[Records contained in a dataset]
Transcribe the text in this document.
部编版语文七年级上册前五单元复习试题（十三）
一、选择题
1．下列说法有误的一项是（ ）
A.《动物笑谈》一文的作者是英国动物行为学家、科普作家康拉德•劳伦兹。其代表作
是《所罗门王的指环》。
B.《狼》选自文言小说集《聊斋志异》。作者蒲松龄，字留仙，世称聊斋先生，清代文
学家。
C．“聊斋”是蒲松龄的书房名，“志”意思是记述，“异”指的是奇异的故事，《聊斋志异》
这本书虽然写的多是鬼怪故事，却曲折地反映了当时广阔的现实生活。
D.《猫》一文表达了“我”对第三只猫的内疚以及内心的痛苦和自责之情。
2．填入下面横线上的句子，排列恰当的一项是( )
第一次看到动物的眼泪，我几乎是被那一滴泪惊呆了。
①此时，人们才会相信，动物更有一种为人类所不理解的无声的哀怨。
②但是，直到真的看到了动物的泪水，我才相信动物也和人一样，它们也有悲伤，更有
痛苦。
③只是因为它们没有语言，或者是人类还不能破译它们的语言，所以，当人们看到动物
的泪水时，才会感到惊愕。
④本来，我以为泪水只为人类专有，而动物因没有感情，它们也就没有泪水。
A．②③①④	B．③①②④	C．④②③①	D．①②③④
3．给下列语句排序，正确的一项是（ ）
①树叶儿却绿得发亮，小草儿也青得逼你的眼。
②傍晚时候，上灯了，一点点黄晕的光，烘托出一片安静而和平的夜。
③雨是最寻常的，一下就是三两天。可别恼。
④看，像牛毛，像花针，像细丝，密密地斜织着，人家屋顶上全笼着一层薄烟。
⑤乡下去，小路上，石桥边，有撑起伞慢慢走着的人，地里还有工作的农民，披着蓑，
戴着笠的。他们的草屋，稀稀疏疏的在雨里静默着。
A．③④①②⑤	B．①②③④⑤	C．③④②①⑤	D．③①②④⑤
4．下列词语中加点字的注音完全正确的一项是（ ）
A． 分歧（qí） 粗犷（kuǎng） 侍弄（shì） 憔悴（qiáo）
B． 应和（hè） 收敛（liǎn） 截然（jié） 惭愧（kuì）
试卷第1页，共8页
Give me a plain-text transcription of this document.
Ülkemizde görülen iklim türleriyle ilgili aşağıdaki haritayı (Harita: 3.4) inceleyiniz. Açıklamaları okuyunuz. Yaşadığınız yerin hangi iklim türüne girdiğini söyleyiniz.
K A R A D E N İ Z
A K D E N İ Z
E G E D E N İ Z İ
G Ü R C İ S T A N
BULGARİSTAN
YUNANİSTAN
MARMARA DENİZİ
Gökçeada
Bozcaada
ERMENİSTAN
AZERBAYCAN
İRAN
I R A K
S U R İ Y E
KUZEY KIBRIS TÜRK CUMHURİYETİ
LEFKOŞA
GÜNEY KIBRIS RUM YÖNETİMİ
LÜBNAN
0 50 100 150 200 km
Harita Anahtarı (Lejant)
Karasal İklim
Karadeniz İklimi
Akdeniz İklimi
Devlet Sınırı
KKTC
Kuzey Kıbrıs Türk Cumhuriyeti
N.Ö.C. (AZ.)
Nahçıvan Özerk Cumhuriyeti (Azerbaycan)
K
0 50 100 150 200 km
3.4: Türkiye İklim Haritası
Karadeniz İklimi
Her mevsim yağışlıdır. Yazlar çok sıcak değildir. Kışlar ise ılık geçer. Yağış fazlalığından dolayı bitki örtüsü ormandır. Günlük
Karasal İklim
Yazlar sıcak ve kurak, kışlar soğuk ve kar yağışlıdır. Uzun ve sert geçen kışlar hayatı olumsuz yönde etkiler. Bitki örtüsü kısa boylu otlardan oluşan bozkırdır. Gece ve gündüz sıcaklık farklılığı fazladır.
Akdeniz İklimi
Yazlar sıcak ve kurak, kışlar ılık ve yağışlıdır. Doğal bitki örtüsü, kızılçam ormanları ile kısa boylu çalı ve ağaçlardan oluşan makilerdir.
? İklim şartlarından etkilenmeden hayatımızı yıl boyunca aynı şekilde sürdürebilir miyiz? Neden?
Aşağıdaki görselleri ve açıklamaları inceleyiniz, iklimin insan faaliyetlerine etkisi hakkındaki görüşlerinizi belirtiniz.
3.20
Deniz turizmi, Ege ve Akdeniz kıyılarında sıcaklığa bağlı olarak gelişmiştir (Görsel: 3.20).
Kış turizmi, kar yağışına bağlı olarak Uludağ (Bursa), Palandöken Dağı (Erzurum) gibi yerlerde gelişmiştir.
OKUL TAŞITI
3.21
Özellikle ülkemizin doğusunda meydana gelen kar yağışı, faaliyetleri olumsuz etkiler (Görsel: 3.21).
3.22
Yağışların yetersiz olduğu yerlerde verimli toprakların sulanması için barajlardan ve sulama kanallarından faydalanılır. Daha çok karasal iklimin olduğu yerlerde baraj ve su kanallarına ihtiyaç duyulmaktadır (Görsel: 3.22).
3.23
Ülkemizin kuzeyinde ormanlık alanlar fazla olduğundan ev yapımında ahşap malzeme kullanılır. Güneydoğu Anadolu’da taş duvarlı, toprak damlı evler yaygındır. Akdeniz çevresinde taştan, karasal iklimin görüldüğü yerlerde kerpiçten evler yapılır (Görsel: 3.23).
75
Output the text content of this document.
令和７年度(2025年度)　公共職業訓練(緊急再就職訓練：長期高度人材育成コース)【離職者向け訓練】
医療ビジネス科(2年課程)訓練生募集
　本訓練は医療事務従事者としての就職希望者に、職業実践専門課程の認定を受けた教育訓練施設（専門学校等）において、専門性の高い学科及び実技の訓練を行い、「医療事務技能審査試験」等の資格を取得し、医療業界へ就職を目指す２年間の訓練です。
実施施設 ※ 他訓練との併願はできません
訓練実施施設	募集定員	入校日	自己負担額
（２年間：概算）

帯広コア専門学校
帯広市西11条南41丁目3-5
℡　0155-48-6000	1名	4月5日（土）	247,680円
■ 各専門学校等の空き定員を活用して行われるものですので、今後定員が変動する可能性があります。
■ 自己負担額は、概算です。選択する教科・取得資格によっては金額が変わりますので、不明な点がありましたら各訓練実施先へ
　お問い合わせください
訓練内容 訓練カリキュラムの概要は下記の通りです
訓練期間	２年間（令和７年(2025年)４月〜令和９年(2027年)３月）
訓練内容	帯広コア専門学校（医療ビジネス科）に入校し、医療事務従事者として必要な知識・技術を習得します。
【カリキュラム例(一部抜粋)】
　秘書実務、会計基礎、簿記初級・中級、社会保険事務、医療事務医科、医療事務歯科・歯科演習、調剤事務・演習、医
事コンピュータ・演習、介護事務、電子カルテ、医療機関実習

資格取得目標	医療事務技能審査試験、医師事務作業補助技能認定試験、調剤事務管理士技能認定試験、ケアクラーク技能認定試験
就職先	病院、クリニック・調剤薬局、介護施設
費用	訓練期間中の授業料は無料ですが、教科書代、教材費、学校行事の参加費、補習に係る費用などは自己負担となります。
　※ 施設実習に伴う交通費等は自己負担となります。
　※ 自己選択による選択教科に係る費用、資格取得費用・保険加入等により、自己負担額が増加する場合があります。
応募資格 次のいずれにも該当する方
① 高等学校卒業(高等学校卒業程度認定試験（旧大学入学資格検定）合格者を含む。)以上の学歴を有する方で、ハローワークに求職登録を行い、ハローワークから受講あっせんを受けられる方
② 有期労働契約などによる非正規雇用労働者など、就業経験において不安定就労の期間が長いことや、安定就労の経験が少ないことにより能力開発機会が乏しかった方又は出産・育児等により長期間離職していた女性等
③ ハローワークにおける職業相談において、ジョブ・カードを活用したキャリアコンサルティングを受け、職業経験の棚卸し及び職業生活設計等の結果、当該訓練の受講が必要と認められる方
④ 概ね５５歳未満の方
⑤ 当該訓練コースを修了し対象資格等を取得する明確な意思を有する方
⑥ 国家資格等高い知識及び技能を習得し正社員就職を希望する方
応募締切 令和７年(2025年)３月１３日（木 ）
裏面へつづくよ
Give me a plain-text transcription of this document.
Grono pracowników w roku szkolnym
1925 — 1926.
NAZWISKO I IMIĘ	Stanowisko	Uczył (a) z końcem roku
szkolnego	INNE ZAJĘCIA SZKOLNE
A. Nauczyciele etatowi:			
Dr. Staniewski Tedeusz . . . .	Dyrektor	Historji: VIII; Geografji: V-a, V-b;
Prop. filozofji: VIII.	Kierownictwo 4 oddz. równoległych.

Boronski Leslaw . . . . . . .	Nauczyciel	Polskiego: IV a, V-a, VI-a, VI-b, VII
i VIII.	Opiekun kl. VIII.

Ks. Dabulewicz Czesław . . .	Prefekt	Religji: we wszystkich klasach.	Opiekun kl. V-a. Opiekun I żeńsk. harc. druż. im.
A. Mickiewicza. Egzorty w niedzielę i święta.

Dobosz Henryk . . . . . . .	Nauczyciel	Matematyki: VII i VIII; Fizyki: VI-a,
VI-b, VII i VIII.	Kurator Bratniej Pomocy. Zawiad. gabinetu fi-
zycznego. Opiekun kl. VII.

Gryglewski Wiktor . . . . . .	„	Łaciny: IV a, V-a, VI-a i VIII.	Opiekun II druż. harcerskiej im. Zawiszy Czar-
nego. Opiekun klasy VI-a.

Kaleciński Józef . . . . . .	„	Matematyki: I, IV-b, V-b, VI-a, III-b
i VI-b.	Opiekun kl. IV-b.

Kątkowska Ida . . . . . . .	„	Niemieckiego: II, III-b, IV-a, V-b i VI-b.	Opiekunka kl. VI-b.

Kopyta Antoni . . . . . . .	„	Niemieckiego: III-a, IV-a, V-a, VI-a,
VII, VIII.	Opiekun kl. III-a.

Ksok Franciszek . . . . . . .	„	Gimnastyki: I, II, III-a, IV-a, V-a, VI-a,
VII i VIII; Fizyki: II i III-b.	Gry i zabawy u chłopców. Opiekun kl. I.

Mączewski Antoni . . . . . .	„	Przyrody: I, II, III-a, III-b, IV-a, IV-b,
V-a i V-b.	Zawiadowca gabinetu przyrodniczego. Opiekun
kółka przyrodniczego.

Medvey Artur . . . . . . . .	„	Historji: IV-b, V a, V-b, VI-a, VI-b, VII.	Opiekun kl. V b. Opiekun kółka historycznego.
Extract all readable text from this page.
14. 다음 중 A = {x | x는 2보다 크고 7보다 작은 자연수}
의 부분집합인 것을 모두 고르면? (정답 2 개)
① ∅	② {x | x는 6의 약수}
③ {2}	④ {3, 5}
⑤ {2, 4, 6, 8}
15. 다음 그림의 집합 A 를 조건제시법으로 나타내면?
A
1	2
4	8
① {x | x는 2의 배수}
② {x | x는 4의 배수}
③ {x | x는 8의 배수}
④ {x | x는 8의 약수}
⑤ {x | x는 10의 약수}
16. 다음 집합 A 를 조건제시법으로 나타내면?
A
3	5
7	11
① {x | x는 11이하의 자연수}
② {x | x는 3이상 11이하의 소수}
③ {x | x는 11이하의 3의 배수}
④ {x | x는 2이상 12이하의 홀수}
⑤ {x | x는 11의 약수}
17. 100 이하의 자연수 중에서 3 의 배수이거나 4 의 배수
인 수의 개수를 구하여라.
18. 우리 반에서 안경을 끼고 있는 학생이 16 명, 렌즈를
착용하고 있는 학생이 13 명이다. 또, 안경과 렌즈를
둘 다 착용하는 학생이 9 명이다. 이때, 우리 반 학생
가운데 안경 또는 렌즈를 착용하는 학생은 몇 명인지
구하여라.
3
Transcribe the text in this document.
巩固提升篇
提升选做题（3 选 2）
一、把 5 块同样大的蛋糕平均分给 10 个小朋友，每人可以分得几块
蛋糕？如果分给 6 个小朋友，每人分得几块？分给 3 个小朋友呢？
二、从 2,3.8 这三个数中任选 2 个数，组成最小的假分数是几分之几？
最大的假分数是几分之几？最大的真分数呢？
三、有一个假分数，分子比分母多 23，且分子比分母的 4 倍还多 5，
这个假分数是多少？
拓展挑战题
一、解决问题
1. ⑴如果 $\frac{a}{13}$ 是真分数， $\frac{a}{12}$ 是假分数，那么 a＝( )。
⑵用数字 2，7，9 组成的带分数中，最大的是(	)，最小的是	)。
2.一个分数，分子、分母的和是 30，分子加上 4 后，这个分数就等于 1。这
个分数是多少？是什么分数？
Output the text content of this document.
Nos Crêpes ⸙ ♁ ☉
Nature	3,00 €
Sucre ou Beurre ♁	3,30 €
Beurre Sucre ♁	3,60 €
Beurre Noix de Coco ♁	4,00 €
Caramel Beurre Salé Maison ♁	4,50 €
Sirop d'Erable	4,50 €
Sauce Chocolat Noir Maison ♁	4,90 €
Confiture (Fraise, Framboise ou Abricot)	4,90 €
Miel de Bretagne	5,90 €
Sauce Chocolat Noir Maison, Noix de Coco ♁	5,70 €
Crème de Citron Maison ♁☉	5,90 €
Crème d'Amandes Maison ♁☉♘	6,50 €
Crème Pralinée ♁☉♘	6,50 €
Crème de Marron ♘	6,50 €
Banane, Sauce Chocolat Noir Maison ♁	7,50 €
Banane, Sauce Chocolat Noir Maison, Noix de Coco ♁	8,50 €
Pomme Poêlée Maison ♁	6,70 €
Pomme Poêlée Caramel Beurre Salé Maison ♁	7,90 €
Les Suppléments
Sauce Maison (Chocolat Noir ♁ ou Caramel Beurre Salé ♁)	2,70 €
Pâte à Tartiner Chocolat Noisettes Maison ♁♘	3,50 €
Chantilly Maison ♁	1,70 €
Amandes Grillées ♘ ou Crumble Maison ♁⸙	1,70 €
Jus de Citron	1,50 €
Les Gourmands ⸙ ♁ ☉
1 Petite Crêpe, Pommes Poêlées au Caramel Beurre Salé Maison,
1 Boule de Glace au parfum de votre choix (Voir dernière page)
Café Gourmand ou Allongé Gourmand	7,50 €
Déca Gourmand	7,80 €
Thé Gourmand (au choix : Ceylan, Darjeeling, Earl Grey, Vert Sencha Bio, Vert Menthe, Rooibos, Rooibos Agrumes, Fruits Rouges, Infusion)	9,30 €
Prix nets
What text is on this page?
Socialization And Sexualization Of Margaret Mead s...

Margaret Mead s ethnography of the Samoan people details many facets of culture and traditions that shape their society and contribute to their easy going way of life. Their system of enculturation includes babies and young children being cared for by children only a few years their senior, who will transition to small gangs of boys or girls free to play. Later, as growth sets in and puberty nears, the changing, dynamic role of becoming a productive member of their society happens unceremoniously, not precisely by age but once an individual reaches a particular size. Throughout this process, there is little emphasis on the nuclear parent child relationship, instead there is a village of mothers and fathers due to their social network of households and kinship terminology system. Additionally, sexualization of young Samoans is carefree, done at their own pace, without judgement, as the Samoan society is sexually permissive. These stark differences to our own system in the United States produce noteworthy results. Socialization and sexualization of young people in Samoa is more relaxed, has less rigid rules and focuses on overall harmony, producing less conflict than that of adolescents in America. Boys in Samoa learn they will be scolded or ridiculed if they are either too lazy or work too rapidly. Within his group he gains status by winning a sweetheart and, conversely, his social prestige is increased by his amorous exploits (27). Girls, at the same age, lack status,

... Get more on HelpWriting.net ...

◆ **Aim of the task**
Find each line holding the string "roku" and copy it out.

◆ **Output for this task**
Grono pracowników w roku szkolnym
NAZWISKO I IMIĘ	Stanowisko	Uczył (a) z końcem roku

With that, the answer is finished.